-- begin Input records --

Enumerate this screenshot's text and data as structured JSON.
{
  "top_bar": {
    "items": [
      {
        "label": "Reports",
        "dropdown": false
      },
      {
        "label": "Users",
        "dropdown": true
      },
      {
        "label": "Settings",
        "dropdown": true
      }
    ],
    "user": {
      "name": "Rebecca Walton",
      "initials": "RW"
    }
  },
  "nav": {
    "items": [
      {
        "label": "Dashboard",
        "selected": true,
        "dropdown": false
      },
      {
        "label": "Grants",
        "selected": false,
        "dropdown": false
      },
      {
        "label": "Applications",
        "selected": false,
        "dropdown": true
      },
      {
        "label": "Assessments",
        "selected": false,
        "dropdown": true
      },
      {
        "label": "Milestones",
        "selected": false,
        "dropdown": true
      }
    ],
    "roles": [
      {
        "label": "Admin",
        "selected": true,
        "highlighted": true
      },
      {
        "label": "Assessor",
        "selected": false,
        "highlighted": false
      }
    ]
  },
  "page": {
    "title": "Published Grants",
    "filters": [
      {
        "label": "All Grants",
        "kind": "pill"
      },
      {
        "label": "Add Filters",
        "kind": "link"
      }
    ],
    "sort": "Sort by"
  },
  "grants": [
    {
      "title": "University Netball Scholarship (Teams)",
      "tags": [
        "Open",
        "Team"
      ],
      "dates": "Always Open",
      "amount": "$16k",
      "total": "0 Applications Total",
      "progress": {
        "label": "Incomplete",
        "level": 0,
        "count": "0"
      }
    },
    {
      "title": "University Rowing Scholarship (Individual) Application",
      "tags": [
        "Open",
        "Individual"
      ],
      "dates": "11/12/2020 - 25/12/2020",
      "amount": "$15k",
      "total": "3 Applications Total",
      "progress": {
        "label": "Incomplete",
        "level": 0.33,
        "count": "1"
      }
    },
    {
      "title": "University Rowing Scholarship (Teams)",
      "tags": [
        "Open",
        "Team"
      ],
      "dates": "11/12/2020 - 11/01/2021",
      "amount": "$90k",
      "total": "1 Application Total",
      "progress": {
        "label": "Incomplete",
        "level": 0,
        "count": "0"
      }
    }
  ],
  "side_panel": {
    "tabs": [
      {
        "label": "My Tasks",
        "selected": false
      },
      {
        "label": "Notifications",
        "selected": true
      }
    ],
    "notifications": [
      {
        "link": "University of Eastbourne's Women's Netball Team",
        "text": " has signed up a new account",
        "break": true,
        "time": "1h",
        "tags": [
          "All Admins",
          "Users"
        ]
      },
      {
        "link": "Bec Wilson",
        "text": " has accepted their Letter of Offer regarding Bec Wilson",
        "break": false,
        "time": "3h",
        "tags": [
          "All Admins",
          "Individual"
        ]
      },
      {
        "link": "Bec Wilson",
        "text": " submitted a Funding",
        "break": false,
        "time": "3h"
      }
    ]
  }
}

-- end Input records --

Instruction —
Each of the records should be retyped exactly.

Exercise solution —
Enumerate this screenshot's text and data as structured JSON.
{
  "top_bar": {
    "items": [
      {
        "label": "Reports",
        "dropdown": false
      },
      {
        "label": "Users",
        "dropdown": true
      },
      {
        "label": "Settings",
        "dropdown": true
      }
    ],
    "user": {
      "name": "Rebecca Walton",
      "initials": "RW"
    }
  },
  "nav": {
    "items": [
      {
        "label": "Dashboard",
        "selected": true,
        "dropdown": false
      },
      {
        "label": "Grants",
        "selected": false,
        "dropdown": false
      },
      {
        "label": "Applications",
        "selected": false,
        "dropdown": true
      },
      {
        "label": "Assessments",
        "selected": false,
        "dropdown": true
      },
      {
        "label": "Milestones",
        "selected": false,
        "dropdown": true
      }
    ],
    "roles": [
      {
        "label": "Admin",
        "selected": true,
        "highlighted": true
      },
      {
        "label": "Assessor",
        "selected": false,
        "highlighted": false
      }
    ]
  },
  "page": {
    "title": "Published Grants",
    "filters": [
      {
        "label": "All Grants",
        "kind": "pill"
      },
      {
        "label": "Add Filters",
        "kind": "link"
      }
    ],
    "sort": "Sort by"
  },
  "grants": [
    {
      "title": "University Netball Scholarship (Teams)",
      "tags": [
        "Open",
        "Team"
      ],
      "dates": "Always Open",
      "amount": "$16k",
      "total": "0 Applications Total",
      "progress": {
        "label": "Incomplete",
        "level": 0,
        "count": "0"
      }
    },
    {
      "title": "University Rowing Scholarship (Individual) Application",
      "tags": [
        "Open",
        "Individual"
      ],
      "dates": "11/12/2020 - 25/12/2020",
      "amount": "$15k",
      "total": "3 Applications Total",
      "progress": {
        "label": "Incomplete",
        "level": 0.33,
        "count": "1"
      }
    },
    {
      "title": "University Rowing Scholarship (Teams)",
      "tags": [
        "Open",
        "Team"
      ],
      "dates": "11/12/2020 - 11/01/2021",
      "amount": "$90k",
      "total": "1 Application Total",
      "progress": {
        "label": "Incomplete",
        "level": 0,
        "count": "0"
      }
    }
  ],
  "side_panel": {
    "tabs": [
      {
        "label": "My Tasks",
        "selected": false
      },
      {
        "label": "Notifications",
        "selected": true
      }
    ],
    "notifications": [
      {
        "link": "University of Eastbourne's Women's Netball Team",
        "text": " has signed up a new account",
        "break": true,
        "time": "1h",
        "tags": [
          "All Admins",
          "Users"
        ]
      },
      {
        "link": "Bec Wilson",
        "text": " has accepted their Letter of Offer regarding Bec Wilson",
        "break": false,
        "time": "3h",
        "tags": [
          "All Admins",
          "Individual"
        ]
      },
      {
        "link": "Bec Wilson",
        "text": " submitted a Funding",
        "break": false,
        "time": "3h"
      }
    ]
  }
}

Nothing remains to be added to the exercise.